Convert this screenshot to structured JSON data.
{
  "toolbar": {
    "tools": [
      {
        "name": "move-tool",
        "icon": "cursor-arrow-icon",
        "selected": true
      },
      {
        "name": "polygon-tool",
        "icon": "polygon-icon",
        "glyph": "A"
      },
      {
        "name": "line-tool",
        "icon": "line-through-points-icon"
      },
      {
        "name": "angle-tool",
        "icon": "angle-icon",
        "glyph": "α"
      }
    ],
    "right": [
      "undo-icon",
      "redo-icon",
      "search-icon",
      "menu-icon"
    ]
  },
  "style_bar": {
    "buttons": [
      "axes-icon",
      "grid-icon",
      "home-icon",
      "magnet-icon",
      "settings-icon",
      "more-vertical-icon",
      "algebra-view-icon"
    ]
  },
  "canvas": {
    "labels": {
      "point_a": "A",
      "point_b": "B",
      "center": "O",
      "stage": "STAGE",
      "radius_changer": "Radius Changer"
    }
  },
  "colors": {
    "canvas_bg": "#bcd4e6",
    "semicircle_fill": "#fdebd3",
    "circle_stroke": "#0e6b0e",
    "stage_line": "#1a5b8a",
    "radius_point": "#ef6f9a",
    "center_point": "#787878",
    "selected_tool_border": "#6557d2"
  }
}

-----

- Your task
Set down every line of the listing above again, exactly as given.

- The completed task
Convert this screenshot to structured JSON data.
{
  "toolbar": {
    "tools": [
      {
        "name": "move-tool",
        "icon": "cursor-arrow-icon",
        "selected": true
      },
      {
        "name": "polygon-tool",
        "icon": "polygon-icon",
        "glyph": "A"
      },
      {
        "name": "line-tool",
        "icon": "line-through-points-icon"
      },
      {
        "name": "angle-tool",
        "icon": "angle-icon",
        "glyph": "α"
      }
    ],
    "right": [
      "undo-icon",
      "redo-icon",
      "search-icon",
      "menu-icon"
    ]
  },
  "style_bar": {
    "buttons": [
      "axes-icon",
      "grid-icon",
      "home-icon",
      "magnet-icon",
      "settings-icon",
      "more-vertical-icon",
      "algebra-view-icon"
    ]
  },
  "canvas": {
    "labels": {
      "point_a": "A",
      "point_b": "B",
      "center": "O",
      "stage": "STAGE",
      "radius_changer": "Radius Changer"
    }
  },
  "colors": {
    "canvas_bg": "#bcd4e6",
    "semicircle_fill": "#fdebd3",
    "circle_stroke": "#0e6b0e",
    "stage_line": "#1a5b8a",
    "radius_point": "#ef6f9a",
    "center_point": "#787878",
    "selected_tool_border": "#6557d2"
  }
}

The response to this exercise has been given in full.